### Stated problem
Return each entry exactly, with none missing.

### Exercise material
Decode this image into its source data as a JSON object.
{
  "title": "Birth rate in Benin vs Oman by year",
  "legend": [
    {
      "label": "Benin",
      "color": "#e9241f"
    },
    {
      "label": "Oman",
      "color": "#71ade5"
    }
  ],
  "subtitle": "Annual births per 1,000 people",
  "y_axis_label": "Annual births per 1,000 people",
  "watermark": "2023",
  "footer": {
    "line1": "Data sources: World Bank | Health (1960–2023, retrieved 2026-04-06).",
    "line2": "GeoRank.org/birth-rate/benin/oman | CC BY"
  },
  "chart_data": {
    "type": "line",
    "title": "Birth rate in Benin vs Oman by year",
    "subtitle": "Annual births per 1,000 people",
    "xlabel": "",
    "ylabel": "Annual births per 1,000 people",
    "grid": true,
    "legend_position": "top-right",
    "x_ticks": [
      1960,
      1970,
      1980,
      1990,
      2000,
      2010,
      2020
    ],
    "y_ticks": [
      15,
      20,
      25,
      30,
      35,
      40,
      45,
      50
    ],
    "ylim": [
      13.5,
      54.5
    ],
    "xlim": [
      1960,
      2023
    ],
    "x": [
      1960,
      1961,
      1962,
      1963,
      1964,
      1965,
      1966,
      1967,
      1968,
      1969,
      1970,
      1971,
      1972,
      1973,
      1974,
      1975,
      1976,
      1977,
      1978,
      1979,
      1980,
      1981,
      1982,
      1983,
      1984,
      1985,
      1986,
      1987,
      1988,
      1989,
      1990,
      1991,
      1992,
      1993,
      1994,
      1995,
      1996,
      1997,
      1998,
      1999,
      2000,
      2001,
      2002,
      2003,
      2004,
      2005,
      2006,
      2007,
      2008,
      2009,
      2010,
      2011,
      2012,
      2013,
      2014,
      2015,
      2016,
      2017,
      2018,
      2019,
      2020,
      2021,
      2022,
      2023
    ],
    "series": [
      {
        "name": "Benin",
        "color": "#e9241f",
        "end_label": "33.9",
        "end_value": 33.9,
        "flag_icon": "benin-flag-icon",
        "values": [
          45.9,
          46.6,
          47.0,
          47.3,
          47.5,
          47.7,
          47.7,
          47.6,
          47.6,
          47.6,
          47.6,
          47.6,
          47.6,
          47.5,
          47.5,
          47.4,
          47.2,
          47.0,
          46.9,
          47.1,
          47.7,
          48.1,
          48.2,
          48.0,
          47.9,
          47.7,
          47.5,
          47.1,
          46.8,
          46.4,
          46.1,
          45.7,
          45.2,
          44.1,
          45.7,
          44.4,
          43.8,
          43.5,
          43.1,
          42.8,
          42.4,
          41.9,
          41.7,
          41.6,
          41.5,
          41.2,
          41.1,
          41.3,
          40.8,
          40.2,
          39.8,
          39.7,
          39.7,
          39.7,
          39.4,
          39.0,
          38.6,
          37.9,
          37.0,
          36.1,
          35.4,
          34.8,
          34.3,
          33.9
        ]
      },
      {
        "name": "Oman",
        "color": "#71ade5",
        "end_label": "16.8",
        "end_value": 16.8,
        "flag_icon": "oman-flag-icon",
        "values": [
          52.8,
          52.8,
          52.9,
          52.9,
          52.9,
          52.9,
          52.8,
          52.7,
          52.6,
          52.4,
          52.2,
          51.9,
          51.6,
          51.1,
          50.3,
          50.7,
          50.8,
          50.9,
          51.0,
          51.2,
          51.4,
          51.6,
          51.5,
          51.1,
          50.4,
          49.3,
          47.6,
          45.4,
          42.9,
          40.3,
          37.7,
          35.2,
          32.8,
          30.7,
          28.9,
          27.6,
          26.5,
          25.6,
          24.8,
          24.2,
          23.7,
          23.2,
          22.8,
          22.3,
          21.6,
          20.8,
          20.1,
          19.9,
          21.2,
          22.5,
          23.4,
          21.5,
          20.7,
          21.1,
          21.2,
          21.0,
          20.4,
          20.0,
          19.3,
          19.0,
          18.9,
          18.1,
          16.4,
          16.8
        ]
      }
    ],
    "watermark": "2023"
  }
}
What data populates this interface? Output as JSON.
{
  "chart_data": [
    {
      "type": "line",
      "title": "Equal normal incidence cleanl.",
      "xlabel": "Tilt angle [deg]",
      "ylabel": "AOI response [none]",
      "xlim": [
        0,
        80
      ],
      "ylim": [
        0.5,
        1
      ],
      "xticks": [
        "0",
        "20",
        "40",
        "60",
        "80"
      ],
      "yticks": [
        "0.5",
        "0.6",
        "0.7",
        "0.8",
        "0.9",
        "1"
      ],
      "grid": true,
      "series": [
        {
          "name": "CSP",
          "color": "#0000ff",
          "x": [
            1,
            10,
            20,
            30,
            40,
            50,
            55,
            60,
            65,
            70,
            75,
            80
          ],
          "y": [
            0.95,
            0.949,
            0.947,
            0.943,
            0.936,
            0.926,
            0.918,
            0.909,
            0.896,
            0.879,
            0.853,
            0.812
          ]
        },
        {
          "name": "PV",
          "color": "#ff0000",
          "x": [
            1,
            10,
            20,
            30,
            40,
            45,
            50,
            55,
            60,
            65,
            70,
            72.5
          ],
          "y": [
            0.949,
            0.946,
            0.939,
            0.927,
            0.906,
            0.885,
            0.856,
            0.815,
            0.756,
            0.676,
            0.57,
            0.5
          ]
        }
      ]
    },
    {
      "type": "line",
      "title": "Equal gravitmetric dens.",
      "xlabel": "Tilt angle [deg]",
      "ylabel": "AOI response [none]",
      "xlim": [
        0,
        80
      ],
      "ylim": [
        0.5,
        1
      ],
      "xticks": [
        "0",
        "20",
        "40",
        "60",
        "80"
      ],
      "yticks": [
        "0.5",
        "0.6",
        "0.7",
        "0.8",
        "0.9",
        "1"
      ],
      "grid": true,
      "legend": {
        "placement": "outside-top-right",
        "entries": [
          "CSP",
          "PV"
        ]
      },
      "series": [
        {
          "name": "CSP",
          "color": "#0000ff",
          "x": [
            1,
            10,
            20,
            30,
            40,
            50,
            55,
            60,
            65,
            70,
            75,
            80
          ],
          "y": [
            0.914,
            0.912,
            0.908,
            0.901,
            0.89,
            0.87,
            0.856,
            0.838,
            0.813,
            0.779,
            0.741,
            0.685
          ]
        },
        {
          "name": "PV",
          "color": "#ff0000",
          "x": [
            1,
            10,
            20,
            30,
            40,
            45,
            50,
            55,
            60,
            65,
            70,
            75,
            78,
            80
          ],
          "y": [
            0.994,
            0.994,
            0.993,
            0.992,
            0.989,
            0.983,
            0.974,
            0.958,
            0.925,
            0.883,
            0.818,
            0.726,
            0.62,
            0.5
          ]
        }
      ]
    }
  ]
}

### Full solution
Decode this image into its source data as a JSON object.
{
  "title": "Birth rate in Benin vs Oman by year",
  "legend": [
    {
      "label": "Benin",
      "color": "#e9241f"
    },
    {
      "label": "Oman",
      "color": "#71ade5"
    }
  ],
  "subtitle": "Annual births per 1,000 people",
  "y_axis_label": "Annual births per 1,000 people",
  "watermark": "2023",
  "footer": {
    "line1": "Data sources: World Bank | Health (1960–2023, retrieved 2026-04-06).",
    "line2": "GeoRank.org/birth-rate/benin/oman | CC BY"
  },
  "chart_data": {
    "type": "line",
    "title": "Birth rate in Benin vs Oman by year",
    "subtitle": "Annual births per 1,000 people",
    "xlabel": "",
    "ylabel": "Annual births per 1,000 people",
    "grid": true,
    "legend_position": "top-right",
    "x_ticks": [
      1960,
      1970,
      1980,
      1990,
      2000,
      2010,
      2020
    ],
    "y_ticks": [
      15,
      20,
      25,
      30,
      35,
      40,
      45,
      50
    ],
    "ylim": [
      13.5,
      54.5
    ],
    "xlim": [
      1960,
      2023
    ],
    "x": [
      1960,
      1961,
      1962,
      1963,
      1964,
      1965,
      1966,
      1967,
      1968,
      1969,
      1970,
      1971,
      1972,
      1973,
      1974,
      1975,
      1976,
      1977,
      1978,
      1979,
      1980,
      1981,
      1982,
      1983,
      1984,
      1985,
      1986,
      1987,
      1988,
      1989,
      1990,
      1991,
      1992,
      1993,
      1994,
      1995,
      1996,
      1997,
      1998,
      1999,
      2000,
      2001,
      2002,
      2003,
      2004,
      2005,
      2006,
      2007,
      2008,
      2009,
      2010,
      2011,
      2012,
      2013,
      2014,
      2015,
      2016,
      2017,
      2018,
      2019,
      2020,
      2021,
      2022,
      2023
    ],
    "series": [
      {
        "name": "Benin",
        "color": "#e9241f",
        "end_label": "33.9",
        "end_value": 33.9,
        "flag_icon": "benin-flag-icon",
        "values": [
          45.9,
          46.6,
          47.0,
          47.3,
          47.5,
          47.7,
          47.7,
          47.6,
          47.6,
          47.6,
          47.6,
          47.6,
          47.6,
          47.5,
          47.5,
          47.4,
          47.2,
          47.0,
          46.9,
          47.1,
          47.7,
          48.1,
          48.2,
          48.0,
          47.9,
          47.7,
          47.5,
          47.1,
          46.8,
          46.4,
          46.1,
          45.7,
          45.2,
          44.1,
          45.7,
          44.4,
          43.8,
          43.5,
          43.1,
          42.8,
          42.4,
          41.9,
          41.7,
          41.6,
          41.5,
          41.2,
          41.1,
          41.3,
          40.8,
          40.2,
          39.8,
          39.7,
          39.7,
          39.7,
          39.4,
          39.0,
          38.6,
          37.9,
          37.0,
          36.1,
          35.4,
          34.8,
          34.3,
          33.9
        ]
      },
      {
        "name": "Oman",
        "color": "#71ade5",
        "end_label": "16.8",
        "end_value": 16.8,
        "flag_icon": "oman-flag-icon",
        "values": [
          52.8,
          52.8,
          52.9,
          52.9,
          52.9,
          52.9,
          52.8,
          52.7,
          52.6,
          52.4,
          52.2,
          51.9,
          51.6,
          51.1,
          50.3,
          50.7,
          50.8,
          50.9,
          51.0,
          51.2,
          51.4,
          51.6,
          51.5,
          51.1,
          50.4,
          49.3,
          47.6,
          45.4,
          42.9,
          40.3,
          37.7,
          35.2,
          32.8,
          30.7,
          28.9,
          27.6,
          26.5,
          25.6,
          24.8,
          24.2,
          23.7,
          23.2,
          22.8,
          22.3,
          21.6,
          20.8,
          20.1,
          19.9,
          21.2,
          22.5,
          23.4,
          21.5,
          20.7,
          21.1,
          21.2,
          21.0,
          20.4,
          20.0,
          19.3,
          19.0,
          18.9,
          18.1,
          16.4,
          16.8
        ]
      }
    ],
    "watermark": "2023"
  }
}
What data populates this interface? Output as JSON.
{
  "chart_data": [
    {
      "type": "line",
      "title": "Equal normal incidence cleanl.",
      "xlabel": "Tilt angle [deg]",
      "ylabel": "AOI response [none]",
      "xlim": [
        0,
        80
      ],
      "ylim": [
        0.5,
        1
      ],
      "xticks": [
        "0",
        "20",
        "40",
        "60",
        "80"
      ],
      "yticks": [
        "0.5",
        "0.6",
        "0.7",
        "0.8",
        "0.9",
        "1"
      ],
      "grid": true,
      "series": [
        {
          "name": "CSP",
          "color": "#0000ff",
          "x": [
            1,
            10,
            20,
            30,
            40,
            50,
            55,
            60,
            65,
            70,
            75,
            80
          ],
          "y": [
            0.95,
            0.949,
            0.947,
            0.943,
            0.936,
            0.926,
            0.918,
            0.909,
            0.896,
            0.879,
            0.853,
            0.812
          ]
        },
        {
          "name": "PV",
          "color": "#ff0000",
          "x": [
            1,
            10,
            20,
            30,
            40,
            45,
            50,
            55,
            60,
            65,
            70,
            72.5
          ],
          "y": [
            0.949,
            0.946,
            0.939,
            0.927,
            0.906,
            0.885,
            0.856,
            0.815,
            0.756,
            0.676,
            0.57,
            0.5
          ]
        }
      ]
    },
    {
      "type": "line",
      "title": "Equal gravitmetric dens.",
      "xlabel": "Tilt angle [deg]",
      "ylabel": "AOI response [none]",
      "xlim": [
        0,
        80
      ],
      "ylim": [
        0.5,
        1
      ],
      "xticks": [
        "0",
        "20",
        "40",
        "60",
        "80"
      ],
      "yticks": [
        "0.5",
        "0.6",
        "0.7",
        "0.8",
        "0.9",
        "1"
      ],
      "grid": true,
      "legend": {
        "placement": "outside-top-right",
        "entries": [
          "CSP",
          "PV"
        ]
      },
      "series": [
        {
          "name": "CSP",
          "color": "#0000ff",
          "x": [
            1,
            10,
            20,
            30,
            40,
            50,
            55,
            60,
            65,
            70,
            75,
            80
          ],
          "y": [
            0.914,
            0.912,
            0.908,
            0.901,
            0.89,
            0.87,
            0.856,
            0.838,
            0.813,
            0.779,
            0.741,
            0.685
          ]
        },
        {
          "name": "PV",
          "color": "#ff0000",
          "x": [
            1,
            10,
            20,
            30,
            40,
            45,
            50,
            55,
            60,
            65,
            70,
            75,
            78,
            80
          ],
          "y": [
            0.994,
            0.994,
            0.993,
            0.992,
            0.989,
            0.983,
            0.974,
            0.958,
            0.925,
            0.883,
            0.818,
            0.726,
            0.62,
            0.5
          ]
        }
      ]
    }
  ]
}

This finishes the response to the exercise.